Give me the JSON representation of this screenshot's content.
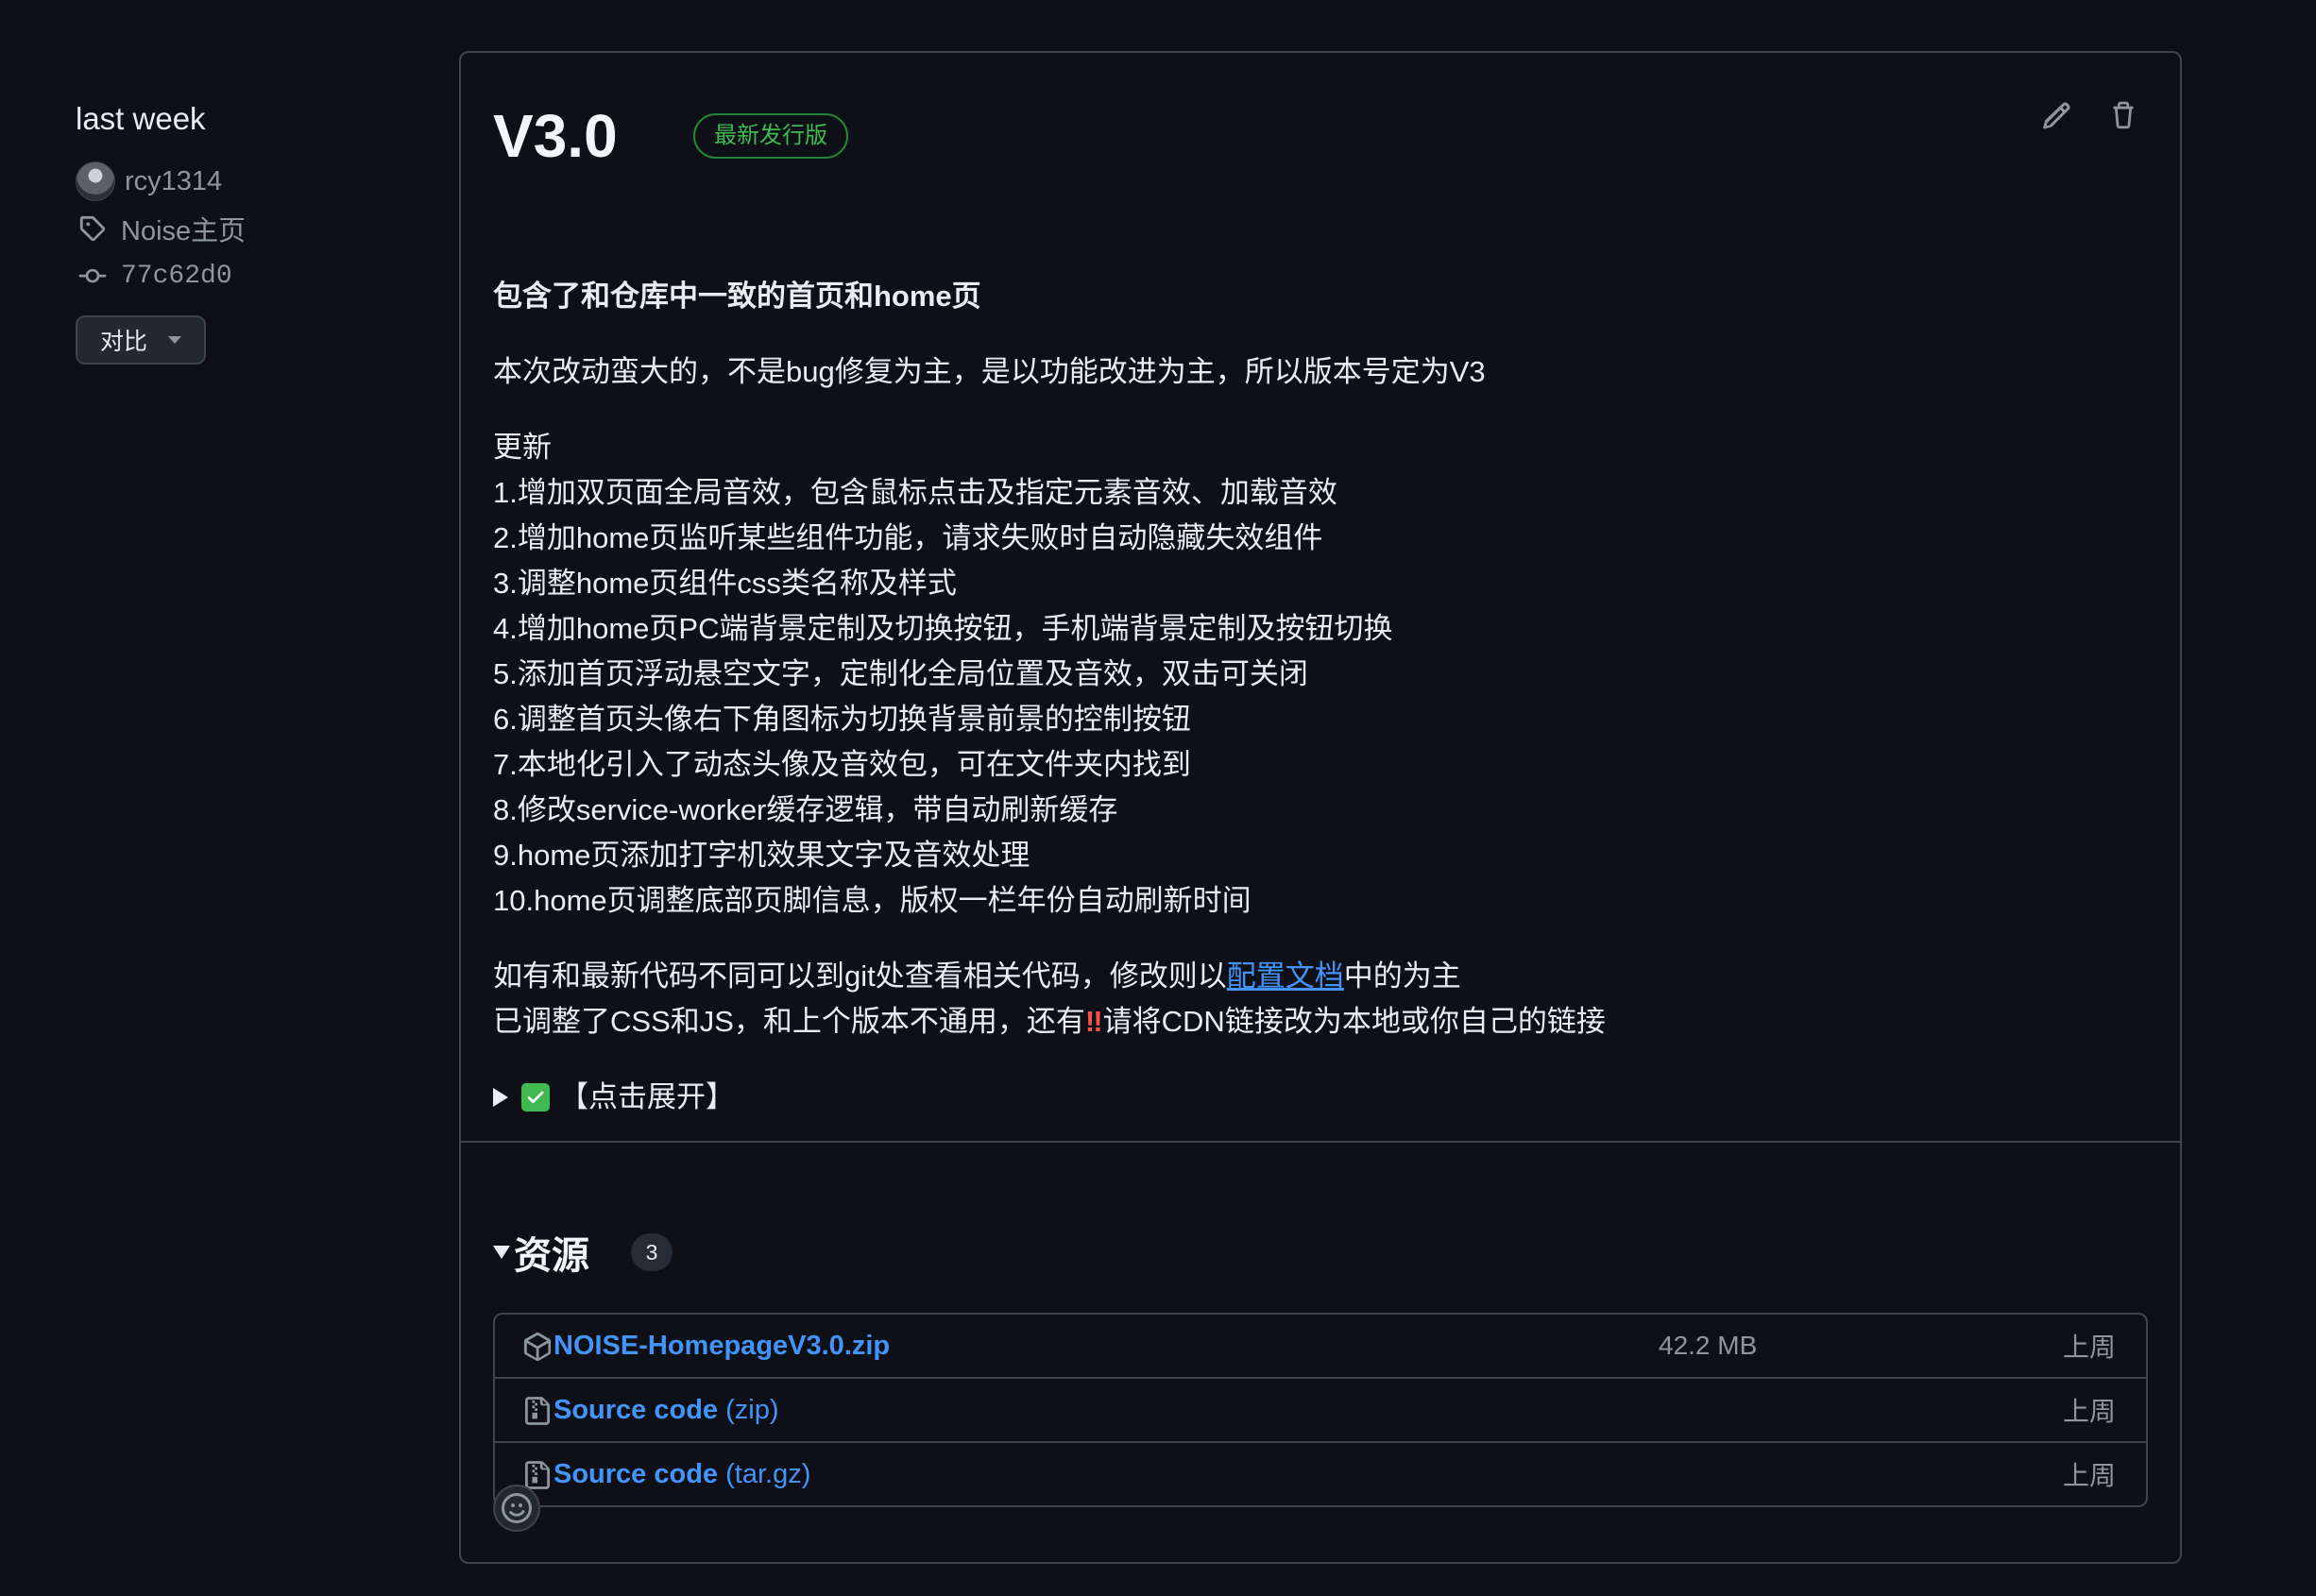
{
  "sidebar": {
    "date": "last week",
    "author": "rcy1314",
    "tag": "Noise主页",
    "commit": "77c62d0",
    "compare_label": "对比"
  },
  "release": {
    "title": "V3.0",
    "badge": "最新发行版",
    "notes": {
      "heading": "包含了和仓库中一致的首页和home页",
      "intro": "本次改动蛮大的，不是bug修复为主，是以功能改进为主，所以版本号定为V3",
      "update_label": "更新",
      "items": [
        "1.增加双页面全局音效，包含鼠标点击及指定元素音效、加载音效",
        "2.增加home页监听某些组件功能，请求失败时自动隐藏失效组件",
        "3.调整home页组件css类名称及样式",
        "4.增加home页PC端背景定制及切换按钮，手机端背景定制及按钮切换",
        "5.添加首页浮动悬空文字，定制化全局位置及音效，双击可关闭",
        "6.调整首页头像右下角图标为切换背景前景的控制按钮",
        "7.本地化引入了动态头像及音效包，可在文件夹内找到",
        "8.修改service-worker缓存逻辑，带自动刷新缓存",
        "9.home页添加打字机效果文字及音效处理",
        "10.home页调整底部页脚信息，版权一栏年份自动刷新时间"
      ],
      "note1_before": "如有和最新代码不同可以到git处查看相关代码，修改则以",
      "note1_link": "配置文档",
      "note1_after": "中的为主",
      "note2_before": "已调整了CSS和JS，和上个版本不通用，还有",
      "note2_bang": "‼",
      "note2_after": "请将CDN链接改为本地或你自己的链接",
      "details_label": "【点击展开】"
    }
  },
  "assets": {
    "title": "资源",
    "count": "3",
    "items": [
      {
        "name": "NOISE-HomepageV3.0.zip",
        "suffix": "",
        "size": "42.2 MB",
        "date": "上周",
        "icon": "package-icon"
      },
      {
        "name": "Source code",
        "suffix": " (zip)",
        "size": "",
        "date": "上周",
        "icon": "file-zip-icon"
      },
      {
        "name": "Source code",
        "suffix": " (tar.gz)",
        "size": "",
        "date": "上周",
        "icon": "file-zip-icon"
      }
    ]
  },
  "colors": {
    "background": "#0d1117",
    "border": "#3d444d",
    "link": "#4493f8",
    "badge_green": "#3fb950",
    "muted": "#8d96a0"
  }
}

◇ ◇ ◇ ◇

▸ **Written problem**:
Make a verbatim copy of all the entries and strip out the pictures.

▸ **Result for this task**:
Give me the JSON representation of this screenshot's content.
{
  "sidebar": {
    "date": "last week",
    "author": "rcy1314",
    "tag": "Noise主页",
    "commit": "77c62d0",
    "compare_label": "对比"
  },
  "release": {
    "title": "V3.0",
    "badge": "最新发行版",
    "notes": {
      "heading": "包含了和仓库中一致的首页和home页",
      "intro": "本次改动蛮大的，不是bug修复为主，是以功能改进为主，所以版本号定为V3",
      "update_label": "更新",
      "items": [
        "1.增加双页面全局音效，包含鼠标点击及指定元素音效、加载音效",
        "2.增加home页监听某些组件功能，请求失败时自动隐藏失效组件",
        "3.调整home页组件css类名称及样式",
        "4.增加home页PC端背景定制及切换按钮，手机端背景定制及按钮切换",
        "5.添加首页浮动悬空文字，定制化全局位置及音效，双击可关闭",
        "6.调整首页头像右下角图标为切换背景前景的控制按钮",
        "7.本地化引入了动态头像及音效包，可在文件夹内找到",
        "8.修改service-worker缓存逻辑，带自动刷新缓存",
        "9.home页添加打字机效果文字及音效处理",
        "10.home页调整底部页脚信息，版权一栏年份自动刷新时间"
      ],
      "note1_before": "如有和最新代码不同可以到git处查看相关代码，修改则以",
      "note1_link": "配置文档",
      "note1_after": "中的为主",
      "note2_before": "已调整了CSS和JS，和上个版本不通用，还有",
      "note2_bang": "‼",
      "note2_after": "请将CDN链接改为本地或你自己的链接",
      "details_label": "【点击展开】"
    }
  },
  "assets": {
    "title": "资源",
    "count": "3",
    "items": [
      {
        "name": "NOISE-HomepageV3.0.zip",
        "suffix": "",
        "size": "42.2 MB",
        "date": "上周",
        "icon": "package-icon"
      },
      {
        "name": "Source code",
        "suffix": " (zip)",
        "size": "",
        "date": "上周",
        "icon": "file-zip-icon"
      },
      {
        "name": "Source code",
        "suffix": " (tar.gz)",
        "size": "",
        "date": "上周",
        "icon": "file-zip-icon"
      }
    ]
  },
  "colors": {
    "background": "#0d1117",
    "border": "#3d444d",
    "link": "#4493f8",
    "badge_green": "#3fb950",
    "muted": "#8d96a0"
  }
}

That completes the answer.